***** DATA LISTING
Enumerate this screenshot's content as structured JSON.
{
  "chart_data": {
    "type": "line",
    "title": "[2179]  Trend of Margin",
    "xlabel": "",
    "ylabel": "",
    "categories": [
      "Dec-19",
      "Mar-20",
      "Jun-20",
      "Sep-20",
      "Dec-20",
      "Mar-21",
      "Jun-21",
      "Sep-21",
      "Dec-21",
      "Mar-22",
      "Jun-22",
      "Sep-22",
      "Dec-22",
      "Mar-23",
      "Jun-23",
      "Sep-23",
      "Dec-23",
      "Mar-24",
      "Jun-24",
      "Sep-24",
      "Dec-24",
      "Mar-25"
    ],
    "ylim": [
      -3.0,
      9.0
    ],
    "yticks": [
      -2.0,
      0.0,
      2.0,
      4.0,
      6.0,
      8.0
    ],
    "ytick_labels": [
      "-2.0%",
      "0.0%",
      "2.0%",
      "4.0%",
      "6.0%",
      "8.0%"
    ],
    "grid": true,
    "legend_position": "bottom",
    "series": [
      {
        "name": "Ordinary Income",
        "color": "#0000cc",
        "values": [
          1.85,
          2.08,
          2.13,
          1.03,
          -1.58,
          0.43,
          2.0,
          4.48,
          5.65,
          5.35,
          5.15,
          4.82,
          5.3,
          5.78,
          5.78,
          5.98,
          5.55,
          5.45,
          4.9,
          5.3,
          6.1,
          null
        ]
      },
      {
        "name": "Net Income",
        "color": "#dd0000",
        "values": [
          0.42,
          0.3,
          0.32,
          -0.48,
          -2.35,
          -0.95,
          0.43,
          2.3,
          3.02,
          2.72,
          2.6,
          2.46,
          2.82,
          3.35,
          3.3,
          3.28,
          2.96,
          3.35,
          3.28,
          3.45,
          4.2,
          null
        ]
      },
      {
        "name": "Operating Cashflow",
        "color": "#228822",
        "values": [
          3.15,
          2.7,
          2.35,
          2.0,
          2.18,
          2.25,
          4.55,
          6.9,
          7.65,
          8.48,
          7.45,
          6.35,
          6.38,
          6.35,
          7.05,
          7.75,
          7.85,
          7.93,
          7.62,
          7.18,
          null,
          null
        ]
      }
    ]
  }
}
**********
WRITTEN REQUEST
Each line in the listing above that contains "Income" should be copied.

RESPONSE TO THIS TASK
        "name": "Ordinary Income",
        "name": "Net Income",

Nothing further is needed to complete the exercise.